# Data shown:
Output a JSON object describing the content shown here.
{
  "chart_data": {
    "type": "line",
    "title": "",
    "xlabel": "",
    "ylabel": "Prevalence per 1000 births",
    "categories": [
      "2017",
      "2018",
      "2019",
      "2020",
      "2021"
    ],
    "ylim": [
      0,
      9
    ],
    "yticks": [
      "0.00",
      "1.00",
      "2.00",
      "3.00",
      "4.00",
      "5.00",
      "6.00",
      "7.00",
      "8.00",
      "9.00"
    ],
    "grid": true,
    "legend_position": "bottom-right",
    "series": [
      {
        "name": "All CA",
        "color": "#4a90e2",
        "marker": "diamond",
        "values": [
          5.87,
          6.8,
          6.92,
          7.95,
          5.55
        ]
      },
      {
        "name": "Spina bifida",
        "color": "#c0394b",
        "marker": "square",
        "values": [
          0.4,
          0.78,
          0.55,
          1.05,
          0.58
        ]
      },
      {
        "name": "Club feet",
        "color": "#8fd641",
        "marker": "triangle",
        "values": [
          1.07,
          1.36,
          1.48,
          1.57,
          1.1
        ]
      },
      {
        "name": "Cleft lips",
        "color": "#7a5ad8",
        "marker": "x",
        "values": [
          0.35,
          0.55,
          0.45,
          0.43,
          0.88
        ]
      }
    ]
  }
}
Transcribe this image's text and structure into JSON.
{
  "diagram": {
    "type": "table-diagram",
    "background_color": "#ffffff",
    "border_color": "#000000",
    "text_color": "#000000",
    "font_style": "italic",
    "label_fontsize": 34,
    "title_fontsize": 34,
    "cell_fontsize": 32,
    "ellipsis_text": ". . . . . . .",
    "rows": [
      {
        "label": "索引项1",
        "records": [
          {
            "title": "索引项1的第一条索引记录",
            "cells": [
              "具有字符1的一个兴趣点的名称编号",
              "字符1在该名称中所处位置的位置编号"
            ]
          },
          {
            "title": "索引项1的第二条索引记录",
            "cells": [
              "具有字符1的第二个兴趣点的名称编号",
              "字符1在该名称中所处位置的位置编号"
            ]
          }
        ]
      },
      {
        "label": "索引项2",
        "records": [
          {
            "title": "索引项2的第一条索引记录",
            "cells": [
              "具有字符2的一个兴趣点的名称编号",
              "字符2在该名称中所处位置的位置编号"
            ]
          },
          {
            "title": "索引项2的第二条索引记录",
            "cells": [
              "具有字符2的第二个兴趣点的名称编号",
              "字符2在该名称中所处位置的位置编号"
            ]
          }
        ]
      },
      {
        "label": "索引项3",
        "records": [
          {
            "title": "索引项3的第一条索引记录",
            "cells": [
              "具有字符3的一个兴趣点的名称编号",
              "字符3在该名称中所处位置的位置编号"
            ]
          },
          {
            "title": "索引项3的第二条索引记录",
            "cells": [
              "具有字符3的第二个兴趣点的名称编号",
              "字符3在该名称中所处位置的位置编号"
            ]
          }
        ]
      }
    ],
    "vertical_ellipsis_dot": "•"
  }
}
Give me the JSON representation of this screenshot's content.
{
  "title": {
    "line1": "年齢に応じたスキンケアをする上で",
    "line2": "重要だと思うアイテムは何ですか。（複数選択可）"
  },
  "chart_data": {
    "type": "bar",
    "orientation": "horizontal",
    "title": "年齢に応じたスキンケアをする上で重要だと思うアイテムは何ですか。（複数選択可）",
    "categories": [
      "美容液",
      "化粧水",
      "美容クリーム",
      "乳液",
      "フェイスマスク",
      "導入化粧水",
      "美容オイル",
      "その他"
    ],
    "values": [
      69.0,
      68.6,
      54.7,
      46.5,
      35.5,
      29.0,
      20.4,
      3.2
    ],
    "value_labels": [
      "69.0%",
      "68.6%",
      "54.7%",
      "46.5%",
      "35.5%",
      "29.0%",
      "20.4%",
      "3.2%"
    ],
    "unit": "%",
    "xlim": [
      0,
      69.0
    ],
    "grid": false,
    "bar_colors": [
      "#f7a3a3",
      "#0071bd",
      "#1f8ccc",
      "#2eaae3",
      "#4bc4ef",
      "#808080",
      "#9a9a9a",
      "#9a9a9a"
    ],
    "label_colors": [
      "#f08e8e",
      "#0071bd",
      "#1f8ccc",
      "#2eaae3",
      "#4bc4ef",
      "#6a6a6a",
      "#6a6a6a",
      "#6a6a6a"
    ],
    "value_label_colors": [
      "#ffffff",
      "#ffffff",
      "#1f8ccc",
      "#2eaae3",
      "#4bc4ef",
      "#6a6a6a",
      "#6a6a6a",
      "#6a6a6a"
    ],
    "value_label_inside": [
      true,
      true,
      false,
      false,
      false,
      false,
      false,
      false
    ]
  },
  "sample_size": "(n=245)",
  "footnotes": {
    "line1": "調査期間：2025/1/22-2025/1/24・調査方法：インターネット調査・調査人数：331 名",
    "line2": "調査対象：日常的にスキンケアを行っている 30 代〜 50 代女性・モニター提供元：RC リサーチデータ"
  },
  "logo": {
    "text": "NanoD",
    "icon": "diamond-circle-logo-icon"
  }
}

# Request:
Copy out each record, keeping every word as it is.

# Response:
Output a JSON object describing the content shown here.
{
  "chart_data": {
    "type": "line",
    "title": "",
    "xlabel": "",
    "ylabel": "Prevalence per 1000 births",
    "categories": [
      "2017",
      "2018",
      "2019",
      "2020",
      "2021"
    ],
    "ylim": [
      0,
      9
    ],
    "yticks": [
      "0.00",
      "1.00",
      "2.00",
      "3.00",
      "4.00",
      "5.00",
      "6.00",
      "7.00",
      "8.00",
      "9.00"
    ],
    "grid": true,
    "legend_position": "bottom-right",
    "series": [
      {
        "name": "All CA",
        "color": "#4a90e2",
        "marker": "diamond",
        "values": [
          5.87,
          6.8,
          6.92,
          7.95,
          5.55
        ]
      },
      {
        "name": "Spina bifida",
        "color": "#c0394b",
        "marker": "square",
        "values": [
          0.4,
          0.78,
          0.55,
          1.05,
          0.58
        ]
      },
      {
        "name": "Club feet",
        "color": "#8fd641",
        "marker": "triangle",
        "values": [
          1.07,
          1.36,
          1.48,
          1.57,
          1.1
        ]
      },
      {
        "name": "Cleft lips",
        "color": "#7a5ad8",
        "marker": "x",
        "values": [
          0.35,
          0.55,
          0.45,
          0.43,
          0.88
        ]
      }
    ]
  }
}
Transcribe this image's text and structure into JSON.
{
  "diagram": {
    "type": "table-diagram",
    "background_color": "#ffffff",
    "border_color": "#000000",
    "text_color": "#000000",
    "font_style": "italic",
    "label_fontsize": 34,
    "title_fontsize": 34,
    "cell_fontsize": 32,
    "ellipsis_text": ". . . . . . .",
    "rows": [
      {
        "label": "索引项1",
        "records": [
          {
            "title": "索引项1的第一条索引记录",
            "cells": [
              "具有字符1的一个兴趣点的名称编号",
              "字符1在该名称中所处位置的位置编号"
            ]
          },
          {
            "title": "索引项1的第二条索引记录",
            "cells": [
              "具有字符1的第二个兴趣点的名称编号",
              "字符1在该名称中所处位置的位置编号"
            ]
          }
        ]
      },
      {
        "label": "索引项2",
        "records": [
          {
            "title": "索引项2的第一条索引记录",
            "cells": [
              "具有字符2的一个兴趣点的名称编号",
              "字符2在该名称中所处位置的位置编号"
            ]
          },
          {
            "title": "索引项2的第二条索引记录",
            "cells": [
              "具有字符2的第二个兴趣点的名称编号",
              "字符2在该名称中所处位置的位置编号"
            ]
          }
        ]
      },
      {
        "label": "索引项3",
        "records": [
          {
            "title": "索引项3的第一条索引记录",
            "cells": [
              "具有字符3的一个兴趣点的名称编号",
              "字符3在该名称中所处位置的位置编号"
            ]
          },
          {
            "title": "索引项3的第二条索引记录",
            "cells": [
              "具有字符3的第二个兴趣点的名称编号",
              "字符3在该名称中所处位置的位置编号"
            ]
          }
        ]
      }
    ],
    "vertical_ellipsis_dot": "•"
  }
}
Give me the JSON representation of this screenshot's content.
{
  "title": {
    "line1": "年齢に応じたスキンケアをする上で",
    "line2": "重要だと思うアイテムは何ですか。（複数選択可）"
  },
  "chart_data": {
    "type": "bar",
    "orientation": "horizontal",
    "title": "年齢に応じたスキンケアをする上で重要だと思うアイテムは何ですか。（複数選択可）",
    "categories": [
      "美容液",
      "化粧水",
      "美容クリーム",
      "乳液",
      "フェイスマスク",
      "導入化粧水",
      "美容オイル",
      "その他"
    ],
    "values": [
      69.0,
      68.6,
      54.7,
      46.5,
      35.5,
      29.0,
      20.4,
      3.2
    ],
    "value_labels": [
      "69.0%",
      "68.6%",
      "54.7%",
      "46.5%",
      "35.5%",
      "29.0%",
      "20.4%",
      "3.2%"
    ],
    "unit": "%",
    "xlim": [
      0,
      69.0
    ],
    "grid": false,
    "bar_colors": [
      "#f7a3a3",
      "#0071bd",
      "#1f8ccc",
      "#2eaae3",
      "#4bc4ef",
      "#808080",
      "#9a9a9a",
      "#9a9a9a"
    ],
    "label_colors": [
      "#f08e8e",
      "#0071bd",
      "#1f8ccc",
      "#2eaae3",
      "#4bc4ef",
      "#6a6a6a",
      "#6a6a6a",
      "#6a6a6a"
    ],
    "value_label_colors": [
      "#ffffff",
      "#ffffff",
      "#1f8ccc",
      "#2eaae3",
      "#4bc4ef",
      "#6a6a6a",
      "#6a6a6a",
      "#6a6a6a"
    ],
    "value_label_inside": [
      true,
      true,
      false,
      false,
      false,
      false,
      false,
      false
    ]
  },
  "sample_size": "(n=245)",
  "footnotes": {
    "line1": "調査期間：2025/1/22-2025/1/24・調査方法：インターネット調査・調査人数：331 名",
    "line2": "調査対象：日常的にスキンケアを行っている 30 代〜 50 代女性・モニター提供元：RC リサーチデータ"
  },
  "logo": {
    "text": "NanoD",
    "icon": "diamond-circle-logo-icon"
  }
}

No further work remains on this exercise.